提示された抜粋:
=======

幕末期木挽町狩野家の高弟として名をなし、明治期は岡倉天心と共に日本画革新に取り組んだ橋本雅邦(天保6—明治41/1835—1908)。東京美術学校教授として横山大観、菱田春草らを育成した教育者でもあり、幕末から明治への大転換期に重要な役割を果たした画家である。静岡県立美術館が所蔵する《三井寺》にも、この時代特有の、また雅邦でなくては出来ない、独自の挑戦を見ることができる。描法、主題からそれを指摘してみたい。
本作は、明治27年(1894)4月10日から16日まで開催された「東京美術学校生徒成績物展覧会」において、教授による模範作のひとつとして出品されたものである。発表時のタイトルを「三井寺狂女図」といい、謡曲「三井寺」に取材しその主人公の女性を描いたものと分かる。

=======

提供された記録:

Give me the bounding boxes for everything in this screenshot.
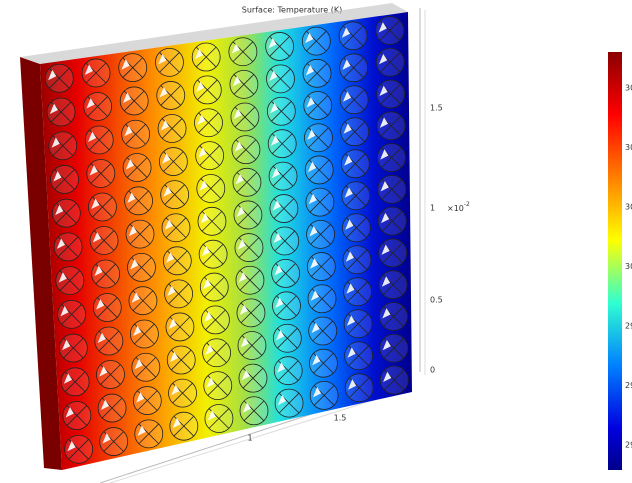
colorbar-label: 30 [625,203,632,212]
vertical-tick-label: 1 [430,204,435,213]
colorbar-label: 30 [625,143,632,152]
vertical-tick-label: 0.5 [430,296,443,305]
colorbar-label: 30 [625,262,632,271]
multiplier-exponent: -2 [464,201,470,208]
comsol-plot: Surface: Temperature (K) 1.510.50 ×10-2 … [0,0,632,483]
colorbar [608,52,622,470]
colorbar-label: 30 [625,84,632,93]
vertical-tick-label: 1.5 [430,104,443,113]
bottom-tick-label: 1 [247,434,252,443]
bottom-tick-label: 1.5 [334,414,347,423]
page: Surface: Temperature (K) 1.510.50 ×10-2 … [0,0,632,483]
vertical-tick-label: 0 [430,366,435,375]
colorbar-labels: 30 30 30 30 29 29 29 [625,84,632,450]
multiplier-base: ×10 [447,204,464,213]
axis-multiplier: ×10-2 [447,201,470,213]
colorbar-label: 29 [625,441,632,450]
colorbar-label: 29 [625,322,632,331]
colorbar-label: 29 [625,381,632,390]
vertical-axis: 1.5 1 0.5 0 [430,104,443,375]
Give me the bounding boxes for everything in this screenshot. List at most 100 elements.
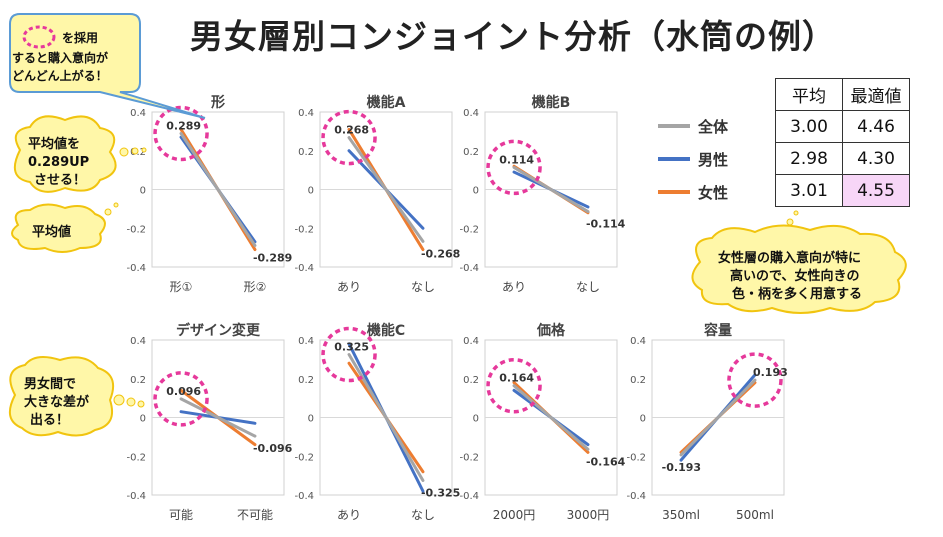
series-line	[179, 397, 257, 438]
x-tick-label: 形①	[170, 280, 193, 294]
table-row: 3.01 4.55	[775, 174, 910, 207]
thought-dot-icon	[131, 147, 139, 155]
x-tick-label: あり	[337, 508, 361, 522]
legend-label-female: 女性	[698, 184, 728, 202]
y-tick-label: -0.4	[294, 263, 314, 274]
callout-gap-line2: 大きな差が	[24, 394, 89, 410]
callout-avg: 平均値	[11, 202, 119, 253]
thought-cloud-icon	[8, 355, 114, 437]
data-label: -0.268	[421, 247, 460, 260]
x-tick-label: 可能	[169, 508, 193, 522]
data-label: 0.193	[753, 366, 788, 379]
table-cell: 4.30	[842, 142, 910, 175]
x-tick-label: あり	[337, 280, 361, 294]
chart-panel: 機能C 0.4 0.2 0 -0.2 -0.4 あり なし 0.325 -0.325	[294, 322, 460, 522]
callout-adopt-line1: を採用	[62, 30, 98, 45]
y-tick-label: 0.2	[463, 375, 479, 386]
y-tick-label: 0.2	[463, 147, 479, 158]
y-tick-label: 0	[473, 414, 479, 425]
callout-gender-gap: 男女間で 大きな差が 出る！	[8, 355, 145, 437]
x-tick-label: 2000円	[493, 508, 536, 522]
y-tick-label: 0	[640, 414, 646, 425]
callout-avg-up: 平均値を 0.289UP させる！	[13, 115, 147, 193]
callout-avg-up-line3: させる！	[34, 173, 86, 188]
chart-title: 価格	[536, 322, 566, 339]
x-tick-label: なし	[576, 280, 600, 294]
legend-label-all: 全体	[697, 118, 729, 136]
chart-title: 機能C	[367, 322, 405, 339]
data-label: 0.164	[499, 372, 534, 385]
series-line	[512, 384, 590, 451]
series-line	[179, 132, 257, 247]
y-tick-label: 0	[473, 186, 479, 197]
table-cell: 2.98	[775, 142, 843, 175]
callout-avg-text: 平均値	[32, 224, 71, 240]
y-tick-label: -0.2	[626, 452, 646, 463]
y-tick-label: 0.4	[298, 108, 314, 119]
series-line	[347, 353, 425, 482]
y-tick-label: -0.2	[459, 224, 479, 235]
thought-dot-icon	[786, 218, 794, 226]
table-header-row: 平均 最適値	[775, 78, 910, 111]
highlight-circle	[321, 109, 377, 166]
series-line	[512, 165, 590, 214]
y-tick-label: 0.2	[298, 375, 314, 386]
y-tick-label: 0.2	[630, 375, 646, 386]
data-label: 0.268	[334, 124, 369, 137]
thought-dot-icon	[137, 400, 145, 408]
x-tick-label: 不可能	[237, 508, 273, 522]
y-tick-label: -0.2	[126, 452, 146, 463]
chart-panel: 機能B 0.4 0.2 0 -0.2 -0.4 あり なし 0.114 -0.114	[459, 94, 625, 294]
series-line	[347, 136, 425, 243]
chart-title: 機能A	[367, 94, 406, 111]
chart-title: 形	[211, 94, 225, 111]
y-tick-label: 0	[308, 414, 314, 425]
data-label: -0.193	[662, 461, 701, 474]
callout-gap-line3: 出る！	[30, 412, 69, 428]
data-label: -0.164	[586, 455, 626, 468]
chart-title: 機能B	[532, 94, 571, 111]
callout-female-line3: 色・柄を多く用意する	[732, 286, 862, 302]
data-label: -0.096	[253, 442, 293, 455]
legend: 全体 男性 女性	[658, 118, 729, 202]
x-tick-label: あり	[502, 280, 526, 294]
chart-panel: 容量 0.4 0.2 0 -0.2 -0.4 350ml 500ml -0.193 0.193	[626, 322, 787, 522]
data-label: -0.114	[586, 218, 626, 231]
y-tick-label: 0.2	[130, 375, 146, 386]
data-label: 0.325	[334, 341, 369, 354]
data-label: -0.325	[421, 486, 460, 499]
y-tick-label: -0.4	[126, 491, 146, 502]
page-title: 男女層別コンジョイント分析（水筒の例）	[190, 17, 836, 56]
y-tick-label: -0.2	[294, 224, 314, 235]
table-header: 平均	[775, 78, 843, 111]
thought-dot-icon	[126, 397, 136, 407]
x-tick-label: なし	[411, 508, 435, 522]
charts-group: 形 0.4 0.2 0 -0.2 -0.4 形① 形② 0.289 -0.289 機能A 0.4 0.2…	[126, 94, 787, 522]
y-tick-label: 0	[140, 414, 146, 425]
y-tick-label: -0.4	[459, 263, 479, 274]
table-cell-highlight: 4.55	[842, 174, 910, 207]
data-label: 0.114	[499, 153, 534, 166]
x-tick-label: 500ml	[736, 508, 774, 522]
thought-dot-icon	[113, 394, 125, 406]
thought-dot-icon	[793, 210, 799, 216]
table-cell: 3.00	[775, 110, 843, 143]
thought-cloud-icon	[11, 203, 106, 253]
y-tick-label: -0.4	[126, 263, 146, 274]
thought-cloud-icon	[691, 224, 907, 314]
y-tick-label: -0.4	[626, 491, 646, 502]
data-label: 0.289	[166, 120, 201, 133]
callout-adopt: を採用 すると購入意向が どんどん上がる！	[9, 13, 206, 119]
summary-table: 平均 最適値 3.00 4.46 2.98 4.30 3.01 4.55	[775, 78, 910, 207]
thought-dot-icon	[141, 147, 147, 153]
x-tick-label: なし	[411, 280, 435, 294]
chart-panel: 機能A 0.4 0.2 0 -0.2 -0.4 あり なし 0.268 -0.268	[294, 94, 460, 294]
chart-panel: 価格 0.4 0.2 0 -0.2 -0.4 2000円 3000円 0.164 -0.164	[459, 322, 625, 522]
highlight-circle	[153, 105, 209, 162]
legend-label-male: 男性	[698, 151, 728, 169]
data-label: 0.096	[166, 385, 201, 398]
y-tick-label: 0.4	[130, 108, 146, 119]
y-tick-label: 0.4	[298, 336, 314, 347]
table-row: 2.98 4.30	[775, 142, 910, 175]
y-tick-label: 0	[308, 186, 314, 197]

=======

課題の指示: 上の橋本雅邦についての文章から、「幕末期木挽町狩野家の高弟とし」から「の女性を描いたものと分かる。」までの箇所を一字も変えずに書き写してください。

課題への回答:
幕末期木挽町狩野家の高弟として名をなし、明治期は岡倉天心と共に日本画革新に取り組んだ橋本雅邦(天保6—明治41/1835—1908)。東京美術学校教授として横山大観、菱田春草らを育成した教育者でもあり、幕末から明治への大転換期に重要な役割を果たした画家である。静岡県立美術館が所蔵する《三井寺》にも、この時代特有の、また雅邦でなくては出来ない、独自の挑戦を見ることができる。描法、主題からそれを指摘してみたい。
本作は、明治27年(1894)4月10日から16日まで開催された「東京美術学校生徒成績物展覧会」において、教授による模範作のひとつとして出品されたものである。発表時のタイトルを「三井寺狂女図」といい、謡曲「三井寺」に取材しその主人公の女性を描いたものと分かる。